▸ **Passage provided**:

*** Block opens ***

Already have 4,045 code-comment pairs from src/.

**Additional extraction:**
- Parse ALL TypeScript/JS files in src/ more thoroughly
- Include:
  * Function + JSDoc
  * Class + class comment
  * Interface + description
  * Error handlers
  * Complex algorithms with inline comments
  * Test cases + implementation
- Target: 10,000 additional pairs

**Method:**
- Enhanced parser that finds all code blocks with preceding comment
- Use local NLP (if needed) to generate comments for code without them
- Filter for meaningful pairs (>3 lines code, substantive comment)

---

### 5. Data Augmentation (5K examples)

From existing high-quality examples:
- Paraphrase user prompts (local NLP tools)
- Swap tools in similar contexts (e.g., FileRead → Glob)
- Add/remove context information
- Create "failed tool" scenarios with recovery
- Vary complexity levels

Target: 5,000 augmented examples

---

## Total Estimate

- OpenClaw logs: 10K
- Synthetic templates: 20K
- Public datasets: 20K
- Code-pairs: 10K
- Augmentation: 5K
- **Total: ~65,000 examples** (exceeds 50K target)

---

## Implementation Steps

1. **Session log mining script** - `scripts/mine_sessions.py`
2. **Synthetic data generator** - `scripts/generate_synthetic.py`
3. **Public dataset downloader** - `scripts/download_datasets.py`
4. **Code-pair extractor** - `scripts/extract_code_pairs.py`
5. **Data augmenter** - `scripts/augment_data.py`
6. **Quality filter** - `scripts/quality_filter.py`
7. **Dataset combiner** - `scripts/combine_datasets.py`

All scripts save to `training-data/scaled/` with source tracking.

---

## Quality Control

- All examples validated against tool schemas
- Deduplication (exact and near-duplicate)
- Minimum quality thresholds
- Balance across tools and complexity
- 80/10/10 train/val/test split

---

## Timeline (Manual)

Day 1: Session mining + code-pair extraction
Day 2: Synthetic generation + public dataset integration
Day 3: Augmentation + quality filtering + combining

We can produce 50K+ examples within a few days of focused work.

---

**Status:** Ready to implement step 1 (session mining) now.

*** Block closes ***

▸ **Requirement**: Copy the part of the data-scaling plan from "Day 1: Session" to "of focused work." word for word.

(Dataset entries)
*** Block opens ***

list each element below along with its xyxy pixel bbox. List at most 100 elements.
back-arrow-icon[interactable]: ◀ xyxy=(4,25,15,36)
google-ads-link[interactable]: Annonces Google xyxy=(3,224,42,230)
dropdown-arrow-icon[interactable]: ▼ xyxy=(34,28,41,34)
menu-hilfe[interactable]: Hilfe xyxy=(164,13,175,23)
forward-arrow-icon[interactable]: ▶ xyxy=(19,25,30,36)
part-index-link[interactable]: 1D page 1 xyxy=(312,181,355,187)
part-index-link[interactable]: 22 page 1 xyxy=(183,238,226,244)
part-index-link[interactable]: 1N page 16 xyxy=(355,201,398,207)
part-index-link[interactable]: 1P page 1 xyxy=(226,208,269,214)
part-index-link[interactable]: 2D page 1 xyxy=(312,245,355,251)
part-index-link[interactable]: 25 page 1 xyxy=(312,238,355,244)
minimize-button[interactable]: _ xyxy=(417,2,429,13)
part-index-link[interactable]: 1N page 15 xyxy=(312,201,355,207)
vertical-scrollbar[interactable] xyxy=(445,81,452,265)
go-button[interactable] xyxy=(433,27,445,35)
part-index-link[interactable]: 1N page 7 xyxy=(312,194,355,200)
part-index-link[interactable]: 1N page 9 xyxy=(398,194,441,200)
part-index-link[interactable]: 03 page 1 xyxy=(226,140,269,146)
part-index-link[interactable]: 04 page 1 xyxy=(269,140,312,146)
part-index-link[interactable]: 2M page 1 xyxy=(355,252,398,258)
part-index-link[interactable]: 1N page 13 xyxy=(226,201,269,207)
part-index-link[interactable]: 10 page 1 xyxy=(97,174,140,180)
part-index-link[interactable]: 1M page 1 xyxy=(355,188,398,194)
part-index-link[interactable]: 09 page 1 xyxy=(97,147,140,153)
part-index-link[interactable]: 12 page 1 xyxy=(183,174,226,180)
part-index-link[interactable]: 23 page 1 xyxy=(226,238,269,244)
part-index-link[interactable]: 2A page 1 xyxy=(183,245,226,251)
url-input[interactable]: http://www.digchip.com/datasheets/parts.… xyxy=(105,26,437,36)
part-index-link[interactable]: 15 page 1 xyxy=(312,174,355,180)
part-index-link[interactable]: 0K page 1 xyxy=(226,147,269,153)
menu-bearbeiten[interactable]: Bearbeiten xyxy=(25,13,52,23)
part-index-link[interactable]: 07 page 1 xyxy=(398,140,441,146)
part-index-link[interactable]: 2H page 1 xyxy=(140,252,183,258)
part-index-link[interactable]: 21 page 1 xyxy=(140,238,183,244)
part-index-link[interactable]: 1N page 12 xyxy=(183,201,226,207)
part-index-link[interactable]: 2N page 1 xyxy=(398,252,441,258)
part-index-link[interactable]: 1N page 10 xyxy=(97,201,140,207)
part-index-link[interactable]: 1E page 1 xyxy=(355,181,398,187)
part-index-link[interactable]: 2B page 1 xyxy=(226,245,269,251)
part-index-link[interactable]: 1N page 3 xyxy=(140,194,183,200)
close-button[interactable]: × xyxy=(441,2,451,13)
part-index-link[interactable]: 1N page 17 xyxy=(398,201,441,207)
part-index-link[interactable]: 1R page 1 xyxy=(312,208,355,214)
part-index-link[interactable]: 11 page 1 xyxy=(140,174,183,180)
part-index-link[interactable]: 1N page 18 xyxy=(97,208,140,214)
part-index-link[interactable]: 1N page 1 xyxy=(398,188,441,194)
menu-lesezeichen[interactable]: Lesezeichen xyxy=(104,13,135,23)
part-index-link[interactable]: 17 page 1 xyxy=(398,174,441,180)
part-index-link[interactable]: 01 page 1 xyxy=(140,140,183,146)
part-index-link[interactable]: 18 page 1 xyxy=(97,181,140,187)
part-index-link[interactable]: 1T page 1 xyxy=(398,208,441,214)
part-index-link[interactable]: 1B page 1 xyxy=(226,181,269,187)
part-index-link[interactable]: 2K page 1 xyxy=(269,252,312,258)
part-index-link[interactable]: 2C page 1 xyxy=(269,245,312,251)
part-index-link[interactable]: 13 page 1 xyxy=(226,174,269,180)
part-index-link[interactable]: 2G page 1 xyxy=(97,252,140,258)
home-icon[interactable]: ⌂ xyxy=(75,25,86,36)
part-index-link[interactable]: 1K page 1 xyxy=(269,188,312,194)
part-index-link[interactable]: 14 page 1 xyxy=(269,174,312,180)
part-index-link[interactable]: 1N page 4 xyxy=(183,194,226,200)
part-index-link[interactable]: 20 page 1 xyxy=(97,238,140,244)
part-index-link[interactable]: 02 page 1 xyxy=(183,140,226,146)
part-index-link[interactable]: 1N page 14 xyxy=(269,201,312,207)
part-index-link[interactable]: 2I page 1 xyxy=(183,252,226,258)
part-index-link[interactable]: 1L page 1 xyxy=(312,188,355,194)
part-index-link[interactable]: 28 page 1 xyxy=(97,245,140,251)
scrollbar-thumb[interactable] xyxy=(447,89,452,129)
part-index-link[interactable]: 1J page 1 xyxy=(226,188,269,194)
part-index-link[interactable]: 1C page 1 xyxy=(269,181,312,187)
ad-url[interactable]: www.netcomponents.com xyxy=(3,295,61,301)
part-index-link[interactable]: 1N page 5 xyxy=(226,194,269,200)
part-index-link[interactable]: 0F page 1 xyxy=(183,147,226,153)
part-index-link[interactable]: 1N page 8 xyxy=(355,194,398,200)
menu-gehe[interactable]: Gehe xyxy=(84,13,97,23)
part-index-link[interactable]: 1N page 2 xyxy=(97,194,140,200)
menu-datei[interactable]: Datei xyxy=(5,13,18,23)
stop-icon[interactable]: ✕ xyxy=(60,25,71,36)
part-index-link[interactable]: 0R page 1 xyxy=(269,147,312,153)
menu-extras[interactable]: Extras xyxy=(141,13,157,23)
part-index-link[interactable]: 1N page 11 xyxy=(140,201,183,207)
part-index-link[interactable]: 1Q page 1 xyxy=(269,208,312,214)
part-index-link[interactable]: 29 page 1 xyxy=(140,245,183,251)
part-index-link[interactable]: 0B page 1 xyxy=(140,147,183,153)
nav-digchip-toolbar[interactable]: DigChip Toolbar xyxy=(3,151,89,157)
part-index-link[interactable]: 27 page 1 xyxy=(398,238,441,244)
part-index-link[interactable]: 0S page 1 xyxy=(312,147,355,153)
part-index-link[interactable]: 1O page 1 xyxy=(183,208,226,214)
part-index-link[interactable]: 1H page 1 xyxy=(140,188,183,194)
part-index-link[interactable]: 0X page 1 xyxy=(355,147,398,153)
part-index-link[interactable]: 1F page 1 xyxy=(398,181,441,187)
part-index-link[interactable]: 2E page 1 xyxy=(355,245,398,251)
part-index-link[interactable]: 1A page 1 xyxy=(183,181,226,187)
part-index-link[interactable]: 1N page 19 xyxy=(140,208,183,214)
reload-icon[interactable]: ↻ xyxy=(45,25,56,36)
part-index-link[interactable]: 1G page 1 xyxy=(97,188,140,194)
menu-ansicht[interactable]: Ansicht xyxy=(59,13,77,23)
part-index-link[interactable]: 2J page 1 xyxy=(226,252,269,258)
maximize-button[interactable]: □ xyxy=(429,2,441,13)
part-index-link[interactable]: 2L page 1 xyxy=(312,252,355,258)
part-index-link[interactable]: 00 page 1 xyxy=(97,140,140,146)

*** Block closes ***

▸ **Task solution**:
Day 1: Session mining + code-pair extraction
Day 2: Synthetic generation + public dataset integration
Day 3: Augmentation + quality filtering + combining

We can produce 50K+ examples within a few days of focused work.